- _Exercise objective_
Please reproduce every line of the material below word for word, changing nothing.

• • • •

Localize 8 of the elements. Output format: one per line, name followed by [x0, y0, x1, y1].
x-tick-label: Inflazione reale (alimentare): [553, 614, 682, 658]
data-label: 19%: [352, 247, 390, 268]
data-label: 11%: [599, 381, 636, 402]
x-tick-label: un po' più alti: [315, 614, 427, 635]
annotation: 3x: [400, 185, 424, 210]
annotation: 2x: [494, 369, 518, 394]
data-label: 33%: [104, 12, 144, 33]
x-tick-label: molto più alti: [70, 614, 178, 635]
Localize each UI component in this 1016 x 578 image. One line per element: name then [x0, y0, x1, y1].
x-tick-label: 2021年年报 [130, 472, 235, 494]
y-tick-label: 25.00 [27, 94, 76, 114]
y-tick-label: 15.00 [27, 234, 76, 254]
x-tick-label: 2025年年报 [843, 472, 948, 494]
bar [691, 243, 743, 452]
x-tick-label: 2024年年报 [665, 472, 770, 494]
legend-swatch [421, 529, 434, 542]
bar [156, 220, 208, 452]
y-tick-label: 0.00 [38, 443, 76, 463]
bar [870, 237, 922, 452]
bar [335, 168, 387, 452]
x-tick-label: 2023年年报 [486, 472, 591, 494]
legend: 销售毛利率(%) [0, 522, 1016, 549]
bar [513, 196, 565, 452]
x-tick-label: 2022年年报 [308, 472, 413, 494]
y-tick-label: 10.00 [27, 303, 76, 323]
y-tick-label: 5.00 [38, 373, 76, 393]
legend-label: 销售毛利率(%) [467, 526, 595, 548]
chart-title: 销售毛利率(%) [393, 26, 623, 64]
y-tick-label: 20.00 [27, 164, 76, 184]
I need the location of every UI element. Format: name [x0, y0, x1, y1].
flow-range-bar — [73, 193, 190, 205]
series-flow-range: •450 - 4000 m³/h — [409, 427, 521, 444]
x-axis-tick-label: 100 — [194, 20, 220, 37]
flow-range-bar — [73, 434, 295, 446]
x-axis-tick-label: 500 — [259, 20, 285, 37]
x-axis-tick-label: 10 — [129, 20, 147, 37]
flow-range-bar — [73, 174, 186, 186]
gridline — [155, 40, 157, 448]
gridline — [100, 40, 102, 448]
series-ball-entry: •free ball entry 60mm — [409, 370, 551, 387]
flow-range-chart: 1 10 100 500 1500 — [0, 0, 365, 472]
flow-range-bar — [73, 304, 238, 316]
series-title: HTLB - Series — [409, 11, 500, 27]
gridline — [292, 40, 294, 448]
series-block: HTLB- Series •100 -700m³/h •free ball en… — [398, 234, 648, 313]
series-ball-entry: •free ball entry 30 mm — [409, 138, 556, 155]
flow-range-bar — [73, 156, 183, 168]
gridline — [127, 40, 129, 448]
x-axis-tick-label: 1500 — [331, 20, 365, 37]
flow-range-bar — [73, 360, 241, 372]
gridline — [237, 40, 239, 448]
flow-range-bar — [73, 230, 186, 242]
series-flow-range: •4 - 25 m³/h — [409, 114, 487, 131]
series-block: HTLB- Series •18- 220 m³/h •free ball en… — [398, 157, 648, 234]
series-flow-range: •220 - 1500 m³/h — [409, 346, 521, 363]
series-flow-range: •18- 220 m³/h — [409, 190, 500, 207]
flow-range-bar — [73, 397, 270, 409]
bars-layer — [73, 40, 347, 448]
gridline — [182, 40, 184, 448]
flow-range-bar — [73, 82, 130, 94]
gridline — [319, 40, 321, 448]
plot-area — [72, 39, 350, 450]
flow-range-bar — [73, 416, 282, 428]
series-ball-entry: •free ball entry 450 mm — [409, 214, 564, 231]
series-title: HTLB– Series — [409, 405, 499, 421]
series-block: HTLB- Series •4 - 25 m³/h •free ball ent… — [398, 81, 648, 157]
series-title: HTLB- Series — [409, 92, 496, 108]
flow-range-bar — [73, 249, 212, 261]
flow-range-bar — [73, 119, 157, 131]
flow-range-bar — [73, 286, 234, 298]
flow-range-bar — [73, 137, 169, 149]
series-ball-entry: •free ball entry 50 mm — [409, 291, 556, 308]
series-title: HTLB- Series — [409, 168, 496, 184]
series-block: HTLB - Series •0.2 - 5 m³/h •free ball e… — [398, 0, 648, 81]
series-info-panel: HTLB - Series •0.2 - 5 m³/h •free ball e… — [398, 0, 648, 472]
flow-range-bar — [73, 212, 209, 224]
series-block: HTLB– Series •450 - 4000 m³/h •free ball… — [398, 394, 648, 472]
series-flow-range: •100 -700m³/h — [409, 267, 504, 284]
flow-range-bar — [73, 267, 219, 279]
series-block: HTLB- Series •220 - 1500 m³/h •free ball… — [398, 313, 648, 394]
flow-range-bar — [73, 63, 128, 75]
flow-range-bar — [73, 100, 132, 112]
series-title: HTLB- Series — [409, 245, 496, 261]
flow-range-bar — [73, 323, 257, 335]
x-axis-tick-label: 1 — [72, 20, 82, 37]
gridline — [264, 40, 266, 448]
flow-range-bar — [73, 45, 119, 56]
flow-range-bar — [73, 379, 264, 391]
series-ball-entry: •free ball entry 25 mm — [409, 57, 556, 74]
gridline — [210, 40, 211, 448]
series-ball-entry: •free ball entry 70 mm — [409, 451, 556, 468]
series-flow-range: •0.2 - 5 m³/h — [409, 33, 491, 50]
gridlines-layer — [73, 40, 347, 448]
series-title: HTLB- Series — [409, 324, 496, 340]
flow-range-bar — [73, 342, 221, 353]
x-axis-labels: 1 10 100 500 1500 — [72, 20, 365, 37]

• • • •

- _Solution to this exercise_
Localize 8 of the elements. Output format: one per line, name followed by [x0, y0, x1, y1].
x-tick-label: Inflazione reale (alimentare): [553, 614, 682, 658]
data-label: 19%: [352, 247, 390, 268]
data-label: 11%: [599, 381, 636, 402]
x-tick-label: un po' più alti: [315, 614, 427, 635]
annotation: 3x: [400, 185, 424, 210]
annotation: 2x: [494, 369, 518, 394]
data-label: 33%: [104, 12, 144, 33]
x-tick-label: molto più alti: [70, 614, 178, 635]
Localize each UI component in this 1016 x 578 image. One line per element: name then [x0, y0, x1, y1].
x-tick-label: 2021年年报 [130, 472, 235, 494]
y-tick-label: 25.00 [27, 94, 76, 114]
y-tick-label: 15.00 [27, 234, 76, 254]
x-tick-label: 2025年年报 [843, 472, 948, 494]
bar [691, 243, 743, 452]
x-tick-label: 2024年年报 [665, 472, 770, 494]
legend-swatch [421, 529, 434, 542]
bar [156, 220, 208, 452]
y-tick-label: 0.00 [38, 443, 76, 463]
bar [870, 237, 922, 452]
bar [335, 168, 387, 452]
x-tick-label: 2023年年报 [486, 472, 591, 494]
legend: 销售毛利率(%) [0, 522, 1016, 549]
bar [513, 196, 565, 452]
x-tick-label: 2022年年报 [308, 472, 413, 494]
y-tick-label: 10.00 [27, 303, 76, 323]
y-tick-label: 5.00 [38, 373, 76, 393]
legend-label: 销售毛利率(%) [467, 526, 595, 548]
chart-title: 销售毛利率(%) [393, 26, 623, 64]
y-tick-label: 20.00 [27, 164, 76, 184]
I need the location of every UI element. Format: name [x0, y0, x1, y1].
flow-range-bar — [73, 193, 190, 205]
series-flow-range: •450 - 4000 m³/h — [409, 427, 521, 444]
x-axis-tick-label: 100 — [194, 20, 220, 37]
flow-range-bar — [73, 434, 295, 446]
x-axis-tick-label: 500 — [259, 20, 285, 37]
x-axis-tick-label: 10 — [129, 20, 147, 37]
flow-range-bar — [73, 174, 186, 186]
gridline — [155, 40, 157, 448]
gridline — [100, 40, 102, 448]
series-ball-entry: •free ball entry 60mm — [409, 370, 551, 387]
flow-range-chart: 1 10 100 500 1500 — [0, 0, 365, 472]
flow-range-bar — [73, 304, 238, 316]
series-title: HTLB - Series — [409, 11, 500, 27]
gridline — [292, 40, 294, 448]
series-block: HTLB- Series •100 -700m³/h •free ball en… — [398, 234, 648, 313]
series-ball-entry: •free ball entry 30 mm — [409, 138, 556, 155]
flow-range-bar — [73, 156, 183, 168]
gridline — [127, 40, 129, 448]
x-axis-tick-label: 1500 — [331, 20, 365, 37]
flow-range-bar — [73, 360, 241, 372]
gridline — [237, 40, 239, 448]
flow-range-bar — [73, 230, 186, 242]
series-flow-range: •4 - 25 m³/h — [409, 114, 487, 131]
series-block: HTLB- Series •18- 220 m³/h •free ball en… — [398, 157, 648, 234]
series-flow-range: •220 - 1500 m³/h — [409, 346, 521, 363]
series-flow-range: •18- 220 m³/h — [409, 190, 500, 207]
flow-range-bar — [73, 397, 270, 409]
bars-layer — [73, 40, 347, 448]
gridline — [182, 40, 184, 448]
flow-range-bar — [73, 82, 130, 94]
gridline — [319, 40, 321, 448]
plot-area — [72, 39, 350, 450]
flow-range-bar — [73, 416, 282, 428]
series-ball-entry: •free ball entry 450 mm — [409, 214, 564, 231]
series-title: HTLB– Series — [409, 405, 499, 421]
series-block: HTLB- Series •4 - 25 m³/h •free ball ent… — [398, 81, 648, 157]
series-title: HTLB- Series — [409, 92, 496, 108]
flow-range-bar — [73, 249, 212, 261]
flow-range-bar — [73, 119, 157, 131]
flow-range-bar — [73, 286, 234, 298]
flow-range-bar — [73, 137, 169, 149]
series-ball-entry: •free ball entry 50 mm — [409, 291, 556, 308]
series-title: HTLB- Series — [409, 168, 496, 184]
series-block: HTLB - Series •0.2 - 5 m³/h •free ball e… — [398, 0, 648, 81]
series-info-panel: HTLB - Series •0.2 - 5 m³/h •free ball e… — [398, 0, 648, 472]
flow-range-bar — [73, 212, 209, 224]
series-block: HTLB– Series •450 - 4000 m³/h •free ball… — [398, 394, 648, 472]
series-flow-range: •100 -700m³/h — [409, 267, 504, 284]
flow-range-bar — [73, 267, 219, 279]
series-block: HTLB- Series •220 - 1500 m³/h •free ball… — [398, 313, 648, 394]
flow-range-bar — [73, 63, 128, 75]
flow-range-bar — [73, 100, 132, 112]
series-title: HTLB- Series — [409, 245, 496, 261]
flow-range-bar — [73, 323, 257, 335]
x-axis-tick-label: 1 — [72, 20, 82, 37]
gridline — [264, 40, 266, 448]
flow-range-bar — [73, 45, 119, 56]
flow-range-bar — [73, 379, 264, 391]
series-ball-entry: •free ball entry 25 mm — [409, 57, 556, 74]
gridline — [210, 40, 211, 448]
series-ball-entry: •free ball entry 70 mm — [409, 451, 556, 468]
series-flow-range: •0.2 - 5 m³/h — [409, 33, 491, 50]
gridlines-layer — [73, 40, 347, 448]
series-title: HTLB- Series — [409, 324, 496, 340]
flow-range-bar — [73, 342, 221, 353]
x-axis-labels: 1 10 100 500 1500 — [72, 20, 365, 37]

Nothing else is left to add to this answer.